----- MATERIAL PROVIDED

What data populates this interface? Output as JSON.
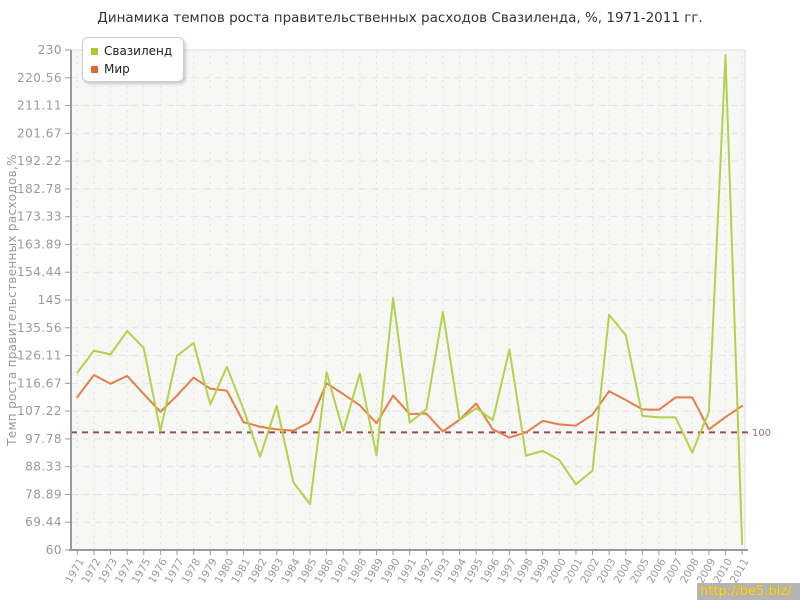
{
  "title": "Динамика темпов роста правительственных расходов Свазиленда, %, 1971-2011 гг.",
  "y_axis": {
    "label": "Темп роста правительственных расходов,%"
  },
  "legend": {
    "items": [
      {
        "label": "Свазиленд",
        "color": "#a9c930"
      },
      {
        "label": "Мир",
        "color": "#dd6a33"
      }
    ]
  },
  "reference_line": {
    "label": "100",
    "value": 100,
    "color": "#a04a58"
  },
  "watermark": {
    "text": "http://be5.biz/",
    "bg": "#b4b4b4",
    "fg": "#ffdf00"
  },
  "chart_data": {
    "type": "line",
    "title": "Динамика темпов роста правительственных расходов Свазиленда, %, 1971-2011 гг.",
    "xlabel": "",
    "ylabel": "Темп роста правительственных расходов,%",
    "x": [
      1971,
      1972,
      1973,
      1974,
      1975,
      1976,
      1977,
      1978,
      1979,
      1980,
      1981,
      1982,
      1983,
      1984,
      1985,
      1986,
      1987,
      1988,
      1989,
      1990,
      1991,
      1992,
      1993,
      1994,
      1995,
      1996,
      1997,
      1998,
      1999,
      2000,
      2001,
      2002,
      2003,
      2004,
      2005,
      2006,
      2007,
      2008,
      2009,
      2010,
      2011
    ],
    "series": [
      {
        "name": "Свазиленд",
        "color": "#b3d14a",
        "values": [
          120.3,
          127.8,
          126.5,
          134.5,
          128.6,
          100.5,
          126.0,
          130.4,
          109.5,
          122.3,
          107.8,
          91.7,
          109.0,
          83.0,
          75.6,
          120.4,
          100.4,
          120.0,
          92.2,
          145.6,
          103.3,
          107.8,
          140.9,
          104.2,
          108.2,
          104.2,
          128.2,
          92.1,
          93.7,
          90.6,
          82.3,
          87.0,
          140.0,
          133.0,
          105.6,
          105.1,
          105.1,
          93.1,
          107.0,
          228.3,
          62.0
        ]
      },
      {
        "name": "Мир",
        "color": "#e67f47",
        "values": [
          112.0,
          119.5,
          116.5,
          119.2,
          113.0,
          107.0,
          112.5,
          118.6,
          114.8,
          114.2,
          103.5,
          101.9,
          101.0,
          100.6,
          103.5,
          116.7,
          113.0,
          109.2,
          103.1,
          112.5,
          106.2,
          106.4,
          100.3,
          104.3,
          109.8,
          101.0,
          98.2,
          100.0,
          103.9,
          102.7,
          102.3,
          106.0,
          114.0,
          111.0,
          107.8,
          107.7,
          111.9,
          111.9,
          101.0,
          105.2,
          109.0
        ]
      }
    ],
    "ylim": [
      60,
      230
    ],
    "y_ticks": [
      60,
      69.44,
      78.89,
      88.33,
      97.78,
      107.22,
      116.67,
      126.11,
      135.56,
      145,
      154.44,
      163.89,
      173.33,
      182.78,
      192.22,
      201.67,
      211.11,
      220.56,
      230
    ],
    "grid": true,
    "legend_position": "top-left",
    "reference_line_y": 100
  }
}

----------

GIVEN INSTRUCTION: Transcribe the records above exactly, omitting every picture they contain.

ANSWER BELOW:
What data populates this interface? Output as JSON.
{
  "title": "Динамика темпов роста правительственных расходов Свазиленда, %, 1971-2011 гг.",
  "y_axis": {
    "label": "Темп роста правительственных расходов,%"
  },
  "legend": {
    "items": [
      {
        "label": "Свазиленд",
        "color": "#a9c930"
      },
      {
        "label": "Мир",
        "color": "#dd6a33"
      }
    ]
  },
  "reference_line": {
    "label": "100",
    "value": 100,
    "color": "#a04a58"
  },
  "watermark": {
    "text": "http://be5.biz/",
    "bg": "#b4b4b4",
    "fg": "#ffdf00"
  },
  "chart_data": {
    "type": "line",
    "title": "Динамика темпов роста правительственных расходов Свазиленда, %, 1971-2011 гг.",
    "xlabel": "",
    "ylabel": "Темп роста правительственных расходов,%",
    "x": [
      1971,
      1972,
      1973,
      1974,
      1975,
      1976,
      1977,
      1978,
      1979,
      1980,
      1981,
      1982,
      1983,
      1984,
      1985,
      1986,
      1987,
      1988,
      1989,
      1990,
      1991,
      1992,
      1993,
      1994,
      1995,
      1996,
      1997,
      1998,
      1999,
      2000,
      2001,
      2002,
      2003,
      2004,
      2005,
      2006,
      2007,
      2008,
      2009,
      2010,
      2011
    ],
    "series": [
      {
        "name": "Свазиленд",
        "color": "#b3d14a",
        "values": [
          120.3,
          127.8,
          126.5,
          134.5,
          128.6,
          100.5,
          126.0,
          130.4,
          109.5,
          122.3,
          107.8,
          91.7,
          109.0,
          83.0,
          75.6,
          120.4,
          100.4,
          120.0,
          92.2,
          145.6,
          103.3,
          107.8,
          140.9,
          104.2,
          108.2,
          104.2,
          128.2,
          92.1,
          93.7,
          90.6,
          82.3,
          87.0,
          140.0,
          133.0,
          105.6,
          105.1,
          105.1,
          93.1,
          107.0,
          228.3,
          62.0
        ]
      },
      {
        "name": "Мир",
        "color": "#e67f47",
        "values": [
          112.0,
          119.5,
          116.5,
          119.2,
          113.0,
          107.0,
          112.5,
          118.6,
          114.8,
          114.2,
          103.5,
          101.9,
          101.0,
          100.6,
          103.5,
          116.7,
          113.0,
          109.2,
          103.1,
          112.5,
          106.2,
          106.4,
          100.3,
          104.3,
          109.8,
          101.0,
          98.2,
          100.0,
          103.9,
          102.7,
          102.3,
          106.0,
          114.0,
          111.0,
          107.8,
          107.7,
          111.9,
          111.9,
          101.0,
          105.2,
          109.0
        ]
      }
    ],
    "ylim": [
      60,
      230
    ],
    "y_ticks": [
      60,
      69.44,
      78.89,
      88.33,
      97.78,
      107.22,
      116.67,
      126.11,
      135.56,
      145,
      154.44,
      163.89,
      173.33,
      182.78,
      192.22,
      201.67,
      211.11,
      220.56,
      230
    ],
    "grid": true,
    "legend_position": "top-left",
    "reference_line_y": 100
  }
}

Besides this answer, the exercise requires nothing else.